▶ **DATA TO USE**
= = = = = = =

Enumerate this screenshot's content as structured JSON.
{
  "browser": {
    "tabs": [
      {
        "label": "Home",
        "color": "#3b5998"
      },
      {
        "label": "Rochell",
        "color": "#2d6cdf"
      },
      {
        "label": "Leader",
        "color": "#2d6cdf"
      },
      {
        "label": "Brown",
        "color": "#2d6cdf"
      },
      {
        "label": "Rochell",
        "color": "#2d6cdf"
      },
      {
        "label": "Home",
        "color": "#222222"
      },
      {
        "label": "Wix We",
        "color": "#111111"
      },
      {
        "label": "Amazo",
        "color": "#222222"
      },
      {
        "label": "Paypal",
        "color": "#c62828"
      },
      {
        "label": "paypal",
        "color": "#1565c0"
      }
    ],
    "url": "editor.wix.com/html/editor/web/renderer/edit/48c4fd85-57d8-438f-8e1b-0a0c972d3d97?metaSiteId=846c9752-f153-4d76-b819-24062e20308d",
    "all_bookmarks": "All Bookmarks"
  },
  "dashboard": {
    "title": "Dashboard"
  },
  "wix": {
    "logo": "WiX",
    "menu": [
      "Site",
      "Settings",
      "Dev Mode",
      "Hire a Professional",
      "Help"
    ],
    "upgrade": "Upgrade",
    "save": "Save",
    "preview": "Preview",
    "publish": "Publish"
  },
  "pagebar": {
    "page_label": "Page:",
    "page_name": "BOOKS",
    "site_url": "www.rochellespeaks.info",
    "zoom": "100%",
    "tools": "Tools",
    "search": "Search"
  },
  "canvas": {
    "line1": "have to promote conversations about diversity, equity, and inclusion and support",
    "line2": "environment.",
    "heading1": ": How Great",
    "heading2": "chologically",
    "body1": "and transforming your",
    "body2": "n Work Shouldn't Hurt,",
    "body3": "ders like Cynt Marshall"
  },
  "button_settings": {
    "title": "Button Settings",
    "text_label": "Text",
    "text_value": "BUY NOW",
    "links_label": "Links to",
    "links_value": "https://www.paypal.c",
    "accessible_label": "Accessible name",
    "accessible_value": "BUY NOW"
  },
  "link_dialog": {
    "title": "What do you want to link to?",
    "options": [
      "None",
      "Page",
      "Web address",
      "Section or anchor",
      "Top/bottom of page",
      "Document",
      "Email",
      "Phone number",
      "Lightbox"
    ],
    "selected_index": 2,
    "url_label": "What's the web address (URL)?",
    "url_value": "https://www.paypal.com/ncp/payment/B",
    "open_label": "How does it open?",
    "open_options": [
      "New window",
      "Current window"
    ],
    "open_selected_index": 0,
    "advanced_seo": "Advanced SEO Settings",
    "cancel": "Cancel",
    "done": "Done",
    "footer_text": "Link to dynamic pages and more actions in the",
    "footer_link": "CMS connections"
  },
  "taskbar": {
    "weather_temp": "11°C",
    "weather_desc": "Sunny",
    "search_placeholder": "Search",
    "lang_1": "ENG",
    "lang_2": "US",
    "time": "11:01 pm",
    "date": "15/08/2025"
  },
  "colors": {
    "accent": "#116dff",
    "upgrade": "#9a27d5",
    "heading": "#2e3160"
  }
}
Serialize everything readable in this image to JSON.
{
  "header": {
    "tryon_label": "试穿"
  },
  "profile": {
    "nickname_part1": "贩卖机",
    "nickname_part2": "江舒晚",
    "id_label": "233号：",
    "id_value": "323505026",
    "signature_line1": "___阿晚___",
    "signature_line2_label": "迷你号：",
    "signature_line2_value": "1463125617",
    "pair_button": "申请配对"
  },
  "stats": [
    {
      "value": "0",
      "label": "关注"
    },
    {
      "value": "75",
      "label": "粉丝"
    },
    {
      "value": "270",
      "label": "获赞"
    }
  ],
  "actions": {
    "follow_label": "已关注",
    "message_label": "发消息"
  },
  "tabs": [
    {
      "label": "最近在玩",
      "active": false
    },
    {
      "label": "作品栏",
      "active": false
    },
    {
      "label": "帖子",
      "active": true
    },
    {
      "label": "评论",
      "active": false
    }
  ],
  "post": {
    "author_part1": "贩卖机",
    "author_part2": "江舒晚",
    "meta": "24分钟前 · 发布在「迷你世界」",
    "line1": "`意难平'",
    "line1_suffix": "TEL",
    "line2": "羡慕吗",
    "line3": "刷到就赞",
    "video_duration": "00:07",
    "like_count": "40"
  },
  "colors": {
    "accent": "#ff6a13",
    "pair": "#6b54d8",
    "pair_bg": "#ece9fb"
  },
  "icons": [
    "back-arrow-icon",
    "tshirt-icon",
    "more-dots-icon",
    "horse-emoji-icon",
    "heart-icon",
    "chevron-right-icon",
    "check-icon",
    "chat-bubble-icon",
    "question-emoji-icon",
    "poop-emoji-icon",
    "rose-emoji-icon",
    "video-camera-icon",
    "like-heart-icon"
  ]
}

= = = = = = =

▶ **EXERCISE TASK**
The required output is the exact sequence of lines from the one containing "Serialize everything readable" through the end of the listing, both endpoints included.

▶ **FULL ANSWER**
Serialize everything readable in this image to JSON.
{
  "header": {
    "tryon_label": "试穿"
  },
  "profile": {
    "nickname_part1": "贩卖机",
    "nickname_part2": "江舒晚",
    "id_label": "233号：",
    "id_value": "323505026",
    "signature_line1": "___阿晚___",
    "signature_line2_label": "迷你号：",
    "signature_line2_value": "1463125617",
    "pair_button": "申请配对"
  },
  "stats": [
    {
      "value": "0",
      "label": "关注"
    },
    {
      "value": "75",
      "label": "粉丝"
    },
    {
      "value": "270",
      "label": "获赞"
    }
  ],
  "actions": {
    "follow_label": "已关注",
    "message_label": "发消息"
  },
  "tabs": [
    {
      "label": "最近在玩",
      "active": false
    },
    {
      "label": "作品栏",
      "active": false
    },
    {
      "label": "帖子",
      "active": true
    },
    {
      "label": "评论",
      "active": false
    }
  ],
  "post": {
    "author_part1": "贩卖机",
    "author_part2": "江舒晚",
    "meta": "24分钟前 · 发布在「迷你世界」",
    "line1": "`意难平'",
    "line1_suffix": "TEL",
    "line2": "羡慕吗",
    "line3": "刷到就赞",
    "video_duration": "00:07",
    "like_count": "40"
  },
  "colors": {
    "accent": "#ff6a13",
    "pair": "#6b54d8",
    "pair_bg": "#ece9fb"
  },
  "icons": [
    "back-arrow-icon",
    "tshirt-icon",
    "more-dots-icon",
    "horse-emoji-icon",
    "heart-icon",
    "chevron-right-icon",
    "check-icon",
    "chat-bubble-icon",
    "question-emoji-icon",
    "poop-emoji-icon",
    "rose-emoji-icon",
    "video-camera-icon",
    "like-heart-icon"
  ]
}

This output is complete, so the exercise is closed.